• _Excerpted records_
——————

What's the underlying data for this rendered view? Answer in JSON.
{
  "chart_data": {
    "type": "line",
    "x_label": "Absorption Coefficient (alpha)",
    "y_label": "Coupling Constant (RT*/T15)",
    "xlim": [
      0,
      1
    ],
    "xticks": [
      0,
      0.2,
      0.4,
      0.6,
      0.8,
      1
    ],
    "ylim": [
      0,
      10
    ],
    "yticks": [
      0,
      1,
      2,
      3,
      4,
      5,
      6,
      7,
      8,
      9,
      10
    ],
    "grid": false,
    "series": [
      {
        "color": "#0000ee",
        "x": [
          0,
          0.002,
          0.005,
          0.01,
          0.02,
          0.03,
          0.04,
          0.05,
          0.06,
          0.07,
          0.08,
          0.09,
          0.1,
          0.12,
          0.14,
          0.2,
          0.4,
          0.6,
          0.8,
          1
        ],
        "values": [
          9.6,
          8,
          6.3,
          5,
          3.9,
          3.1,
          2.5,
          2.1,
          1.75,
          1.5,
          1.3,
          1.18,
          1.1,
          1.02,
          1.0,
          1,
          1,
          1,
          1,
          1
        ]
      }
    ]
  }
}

——————

• _What you should do_
Would you reproduce the material above in full, exactly as given?

• _Exercise output_
What's the underlying data for this rendered view? Answer in JSON.
{
  "chart_data": {
    "type": "line",
    "x_label": "Absorption Coefficient (alpha)",
    "y_label": "Coupling Constant (RT*/T15)",
    "xlim": [
      0,
      1
    ],
    "xticks": [
      0,
      0.2,
      0.4,
      0.6,
      0.8,
      1
    ],
    "ylim": [
      0,
      10
    ],
    "yticks": [
      0,
      1,
      2,
      3,
      4,
      5,
      6,
      7,
      8,
      9,
      10
    ],
    "grid": false,
    "series": [
      {
        "color": "#0000ee",
        "x": [
          0,
          0.002,
          0.005,
          0.01,
          0.02,
          0.03,
          0.04,
          0.05,
          0.06,
          0.07,
          0.08,
          0.09,
          0.1,
          0.12,
          0.14,
          0.2,
          0.4,
          0.6,
          0.8,
          1
        ],
        "values": [
          9.6,
          8,
          6.3,
          5,
          3.9,
          3.1,
          2.5,
          2.1,
          1.75,
          1.5,
          1.3,
          1.18,
          1.1,
          1.02,
          1.0,
          1,
          1,
          1,
          1,
          1
        ]
      }
    ]
  }
}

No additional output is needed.